Give the data below again exactly as written, without its pictures.

[Lines of data]
------------------------------

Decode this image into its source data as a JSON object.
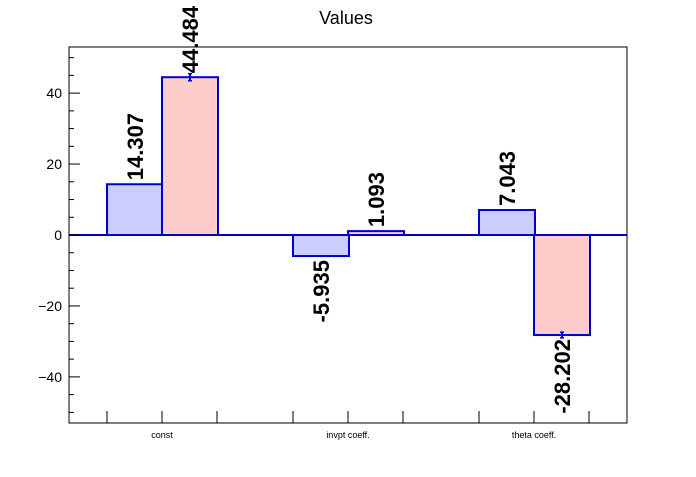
{
  "chart_data": {
    "type": "bar",
    "title": "Values",
    "xlabel": "",
    "ylabel": "",
    "categories": [
      "const",
      "invpt coeff.",
      "theta coeff."
    ],
    "ylim": [
      -53,
      53
    ],
    "yticks": [
      -40,
      -20,
      0,
      20,
      40
    ],
    "ytick_labels": [
      "−40",
      "−20",
      "0",
      "20",
      "40"
    ],
    "grid": false,
    "legend": "none",
    "series": [
      {
        "values": [
          14.307,
          -5.935,
          7.043
        ],
        "labels": [
          "14.307",
          "-5.935",
          "7.043"
        ],
        "errors": [
          0,
          0,
          0
        ],
        "fill": "#ccccff",
        "stroke": "#0000cc"
      },
      {
        "values": [
          44.484,
          1.093,
          -28.202
        ],
        "labels": [
          "44.484",
          "1.093",
          "-28.202"
        ],
        "errors": [
          1.0,
          0,
          0.8
        ],
        "fill": "#ffcccc",
        "stroke": "#0000cc"
      }
    ],
    "zero_line_color": "#0000cc",
    "axis_color": "#000000"
  }
}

------------------------------

→ **EXERCISE RESULT**
Decode this image into its source data as a JSON object.
{
  "chart_data": {
    "type": "bar",
    "title": "Values",
    "xlabel": "",
    "ylabel": "",
    "categories": [
      "const",
      "invpt coeff.",
      "theta coeff."
    ],
    "ylim": [
      -53,
      53
    ],
    "yticks": [
      -40,
      -20,
      0,
      20,
      40
    ],
    "ytick_labels": [
      "−40",
      "−20",
      "0",
      "20",
      "40"
    ],
    "grid": false,
    "legend": "none",
    "series": [
      {
        "values": [
          14.307,
          -5.935,
          7.043
        ],
        "labels": [
          "14.307",
          "-5.935",
          "7.043"
        ],
        "errors": [
          0,
          0,
          0
        ],
        "fill": "#ccccff",
        "stroke": "#0000cc"
      },
      {
        "values": [
          44.484,
          1.093,
          -28.202
        ],
        "labels": [
          "44.484",
          "1.093",
          "-28.202"
        ],
        "errors": [
          1.0,
          0,
          0.8
        ],
        "fill": "#ffcccc",
        "stroke": "#0000cc"
      }
    ],
    "zero_line_color": "#0000cc",
    "axis_color": "#000000"
  }
}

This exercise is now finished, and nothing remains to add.